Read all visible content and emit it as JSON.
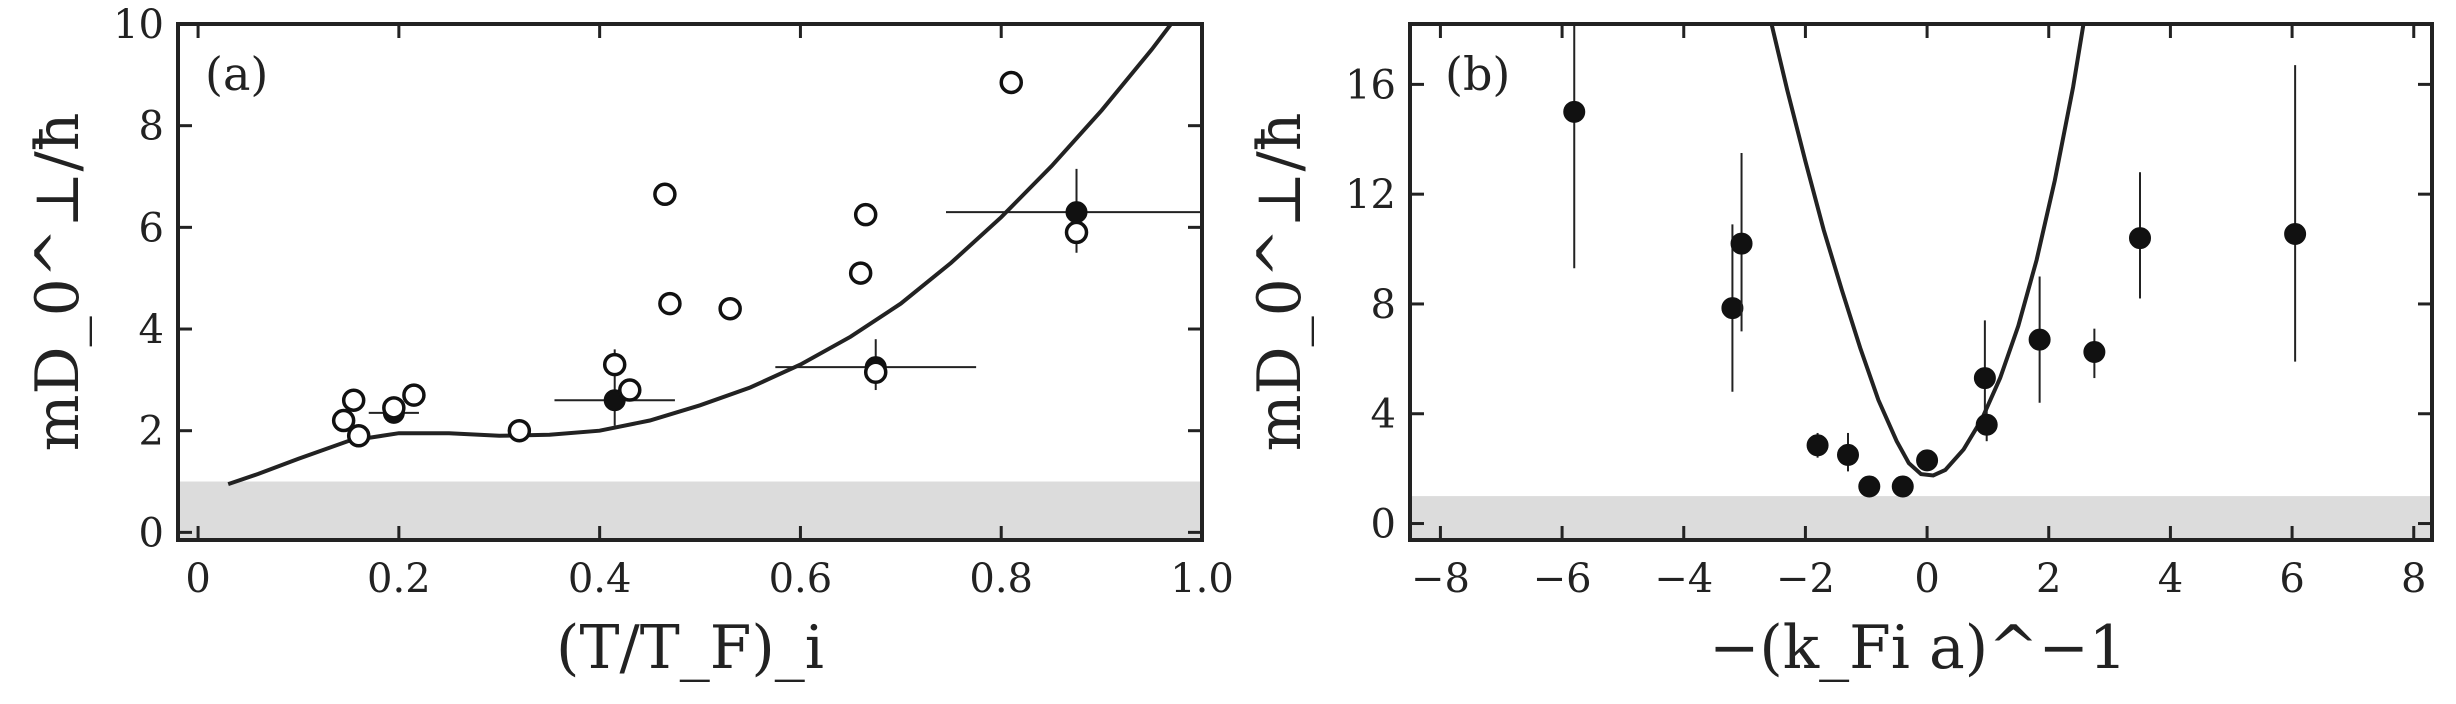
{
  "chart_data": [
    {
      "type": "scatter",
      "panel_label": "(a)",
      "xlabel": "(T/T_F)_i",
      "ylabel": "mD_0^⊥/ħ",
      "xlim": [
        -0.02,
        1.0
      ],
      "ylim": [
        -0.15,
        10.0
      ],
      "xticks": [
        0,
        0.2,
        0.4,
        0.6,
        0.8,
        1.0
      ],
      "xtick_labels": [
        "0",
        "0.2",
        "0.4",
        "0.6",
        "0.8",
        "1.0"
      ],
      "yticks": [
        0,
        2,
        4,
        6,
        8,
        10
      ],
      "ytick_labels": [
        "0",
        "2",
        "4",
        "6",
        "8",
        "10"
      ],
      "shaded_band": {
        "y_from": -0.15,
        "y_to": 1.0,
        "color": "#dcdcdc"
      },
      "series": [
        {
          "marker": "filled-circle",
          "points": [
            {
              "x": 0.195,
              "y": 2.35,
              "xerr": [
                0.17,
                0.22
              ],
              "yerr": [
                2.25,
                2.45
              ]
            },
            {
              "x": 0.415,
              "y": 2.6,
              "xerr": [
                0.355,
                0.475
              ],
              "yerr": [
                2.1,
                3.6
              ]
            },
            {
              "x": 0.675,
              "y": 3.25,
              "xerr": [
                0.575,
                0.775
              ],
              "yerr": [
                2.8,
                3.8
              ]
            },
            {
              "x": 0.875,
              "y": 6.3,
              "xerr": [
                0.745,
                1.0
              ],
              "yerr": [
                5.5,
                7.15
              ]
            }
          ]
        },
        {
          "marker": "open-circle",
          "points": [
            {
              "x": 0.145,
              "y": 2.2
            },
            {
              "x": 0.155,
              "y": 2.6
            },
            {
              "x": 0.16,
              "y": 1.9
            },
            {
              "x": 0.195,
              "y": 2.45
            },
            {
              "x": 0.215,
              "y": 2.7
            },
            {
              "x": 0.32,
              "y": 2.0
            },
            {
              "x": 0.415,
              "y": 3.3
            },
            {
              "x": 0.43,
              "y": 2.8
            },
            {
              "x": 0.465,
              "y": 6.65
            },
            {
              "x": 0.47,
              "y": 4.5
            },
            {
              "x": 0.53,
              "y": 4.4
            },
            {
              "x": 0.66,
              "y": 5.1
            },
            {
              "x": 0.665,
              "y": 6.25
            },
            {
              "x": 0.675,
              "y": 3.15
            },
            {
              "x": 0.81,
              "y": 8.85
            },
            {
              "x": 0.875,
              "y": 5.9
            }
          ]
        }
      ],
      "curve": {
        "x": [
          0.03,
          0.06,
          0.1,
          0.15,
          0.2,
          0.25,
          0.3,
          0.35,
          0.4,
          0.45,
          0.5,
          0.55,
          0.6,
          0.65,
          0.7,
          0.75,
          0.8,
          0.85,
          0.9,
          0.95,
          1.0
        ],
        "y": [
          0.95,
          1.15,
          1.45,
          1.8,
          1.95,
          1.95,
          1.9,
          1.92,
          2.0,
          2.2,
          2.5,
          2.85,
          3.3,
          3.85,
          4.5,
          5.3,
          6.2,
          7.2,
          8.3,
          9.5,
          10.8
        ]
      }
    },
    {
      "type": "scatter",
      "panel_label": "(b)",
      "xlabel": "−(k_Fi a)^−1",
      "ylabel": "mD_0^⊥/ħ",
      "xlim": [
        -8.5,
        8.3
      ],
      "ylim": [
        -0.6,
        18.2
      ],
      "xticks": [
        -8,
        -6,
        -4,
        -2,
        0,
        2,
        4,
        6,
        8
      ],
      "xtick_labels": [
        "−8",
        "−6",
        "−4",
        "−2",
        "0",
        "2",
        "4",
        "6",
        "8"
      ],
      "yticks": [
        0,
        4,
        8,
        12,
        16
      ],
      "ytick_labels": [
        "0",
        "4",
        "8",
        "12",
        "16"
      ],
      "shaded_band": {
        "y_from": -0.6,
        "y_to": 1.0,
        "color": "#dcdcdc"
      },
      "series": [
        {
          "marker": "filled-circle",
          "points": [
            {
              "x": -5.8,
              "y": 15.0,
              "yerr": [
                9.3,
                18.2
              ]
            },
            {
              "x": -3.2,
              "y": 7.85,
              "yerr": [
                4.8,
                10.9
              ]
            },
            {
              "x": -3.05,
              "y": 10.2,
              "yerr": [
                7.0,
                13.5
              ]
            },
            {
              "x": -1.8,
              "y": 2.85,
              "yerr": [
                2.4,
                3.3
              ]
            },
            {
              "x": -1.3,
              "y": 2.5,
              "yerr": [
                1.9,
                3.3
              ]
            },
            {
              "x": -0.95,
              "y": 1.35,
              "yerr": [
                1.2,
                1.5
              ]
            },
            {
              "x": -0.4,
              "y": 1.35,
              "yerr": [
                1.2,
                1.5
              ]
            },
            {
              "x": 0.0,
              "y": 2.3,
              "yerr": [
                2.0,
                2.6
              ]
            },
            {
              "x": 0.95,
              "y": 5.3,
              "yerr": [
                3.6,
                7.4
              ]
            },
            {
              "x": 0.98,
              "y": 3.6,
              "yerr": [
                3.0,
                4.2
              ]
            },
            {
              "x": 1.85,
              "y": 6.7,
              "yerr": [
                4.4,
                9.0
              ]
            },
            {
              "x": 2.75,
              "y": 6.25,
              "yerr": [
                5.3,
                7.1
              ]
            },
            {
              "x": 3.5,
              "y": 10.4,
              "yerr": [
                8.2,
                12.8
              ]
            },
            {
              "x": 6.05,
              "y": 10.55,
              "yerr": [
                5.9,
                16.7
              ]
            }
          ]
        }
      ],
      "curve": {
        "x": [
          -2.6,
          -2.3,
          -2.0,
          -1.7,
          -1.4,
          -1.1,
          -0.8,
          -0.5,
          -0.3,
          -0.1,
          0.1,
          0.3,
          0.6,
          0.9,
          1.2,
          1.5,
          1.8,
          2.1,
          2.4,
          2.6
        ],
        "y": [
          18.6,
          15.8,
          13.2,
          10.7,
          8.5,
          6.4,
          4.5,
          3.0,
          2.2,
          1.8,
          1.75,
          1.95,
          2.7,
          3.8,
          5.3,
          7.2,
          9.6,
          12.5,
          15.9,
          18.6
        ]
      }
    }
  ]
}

───

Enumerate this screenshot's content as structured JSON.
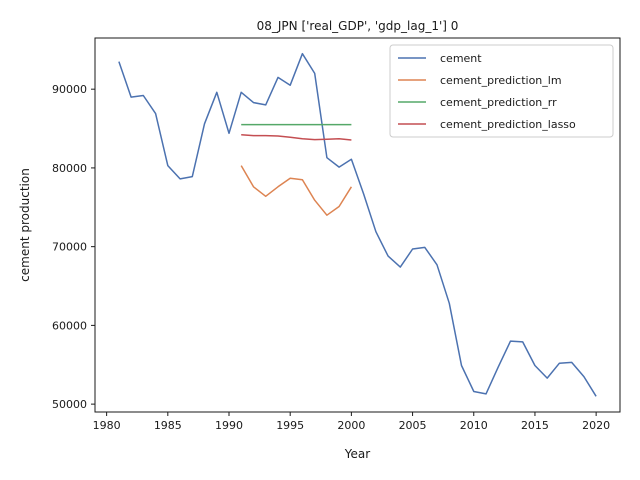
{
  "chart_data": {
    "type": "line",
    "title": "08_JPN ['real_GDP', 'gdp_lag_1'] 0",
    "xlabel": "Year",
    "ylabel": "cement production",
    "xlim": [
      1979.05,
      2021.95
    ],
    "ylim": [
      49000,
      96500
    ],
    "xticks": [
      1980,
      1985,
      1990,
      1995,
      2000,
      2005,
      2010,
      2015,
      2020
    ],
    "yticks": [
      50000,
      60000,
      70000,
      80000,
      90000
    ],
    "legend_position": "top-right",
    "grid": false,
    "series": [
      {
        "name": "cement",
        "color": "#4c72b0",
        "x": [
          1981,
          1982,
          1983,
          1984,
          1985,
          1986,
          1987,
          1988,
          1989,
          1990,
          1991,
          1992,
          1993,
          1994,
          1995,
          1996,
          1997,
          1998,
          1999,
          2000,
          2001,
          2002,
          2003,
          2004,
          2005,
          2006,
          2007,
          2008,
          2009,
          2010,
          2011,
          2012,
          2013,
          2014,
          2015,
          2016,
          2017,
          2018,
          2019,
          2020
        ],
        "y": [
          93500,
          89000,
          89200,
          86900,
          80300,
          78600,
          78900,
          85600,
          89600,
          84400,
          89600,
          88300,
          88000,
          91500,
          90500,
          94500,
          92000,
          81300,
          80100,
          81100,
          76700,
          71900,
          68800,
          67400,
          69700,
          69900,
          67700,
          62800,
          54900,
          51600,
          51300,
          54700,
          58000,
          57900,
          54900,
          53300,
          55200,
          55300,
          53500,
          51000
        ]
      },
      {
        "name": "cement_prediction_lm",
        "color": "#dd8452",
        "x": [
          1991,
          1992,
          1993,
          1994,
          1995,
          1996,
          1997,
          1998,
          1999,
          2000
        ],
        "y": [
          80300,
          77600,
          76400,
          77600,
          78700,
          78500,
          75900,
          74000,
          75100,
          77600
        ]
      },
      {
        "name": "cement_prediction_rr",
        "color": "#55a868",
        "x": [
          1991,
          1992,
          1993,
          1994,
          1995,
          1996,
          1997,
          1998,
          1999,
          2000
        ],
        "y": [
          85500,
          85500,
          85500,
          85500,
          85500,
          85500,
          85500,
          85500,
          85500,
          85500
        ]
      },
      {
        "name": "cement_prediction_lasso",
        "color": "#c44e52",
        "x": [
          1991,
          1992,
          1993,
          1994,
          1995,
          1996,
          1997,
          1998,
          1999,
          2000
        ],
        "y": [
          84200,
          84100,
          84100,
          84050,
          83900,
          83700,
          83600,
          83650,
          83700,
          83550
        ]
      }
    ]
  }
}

───

Go through the listing above and list every line that has the word "JSON".

Read all visible content and emit it as JSON.
Enumerate this screenshot's content as structured JSON.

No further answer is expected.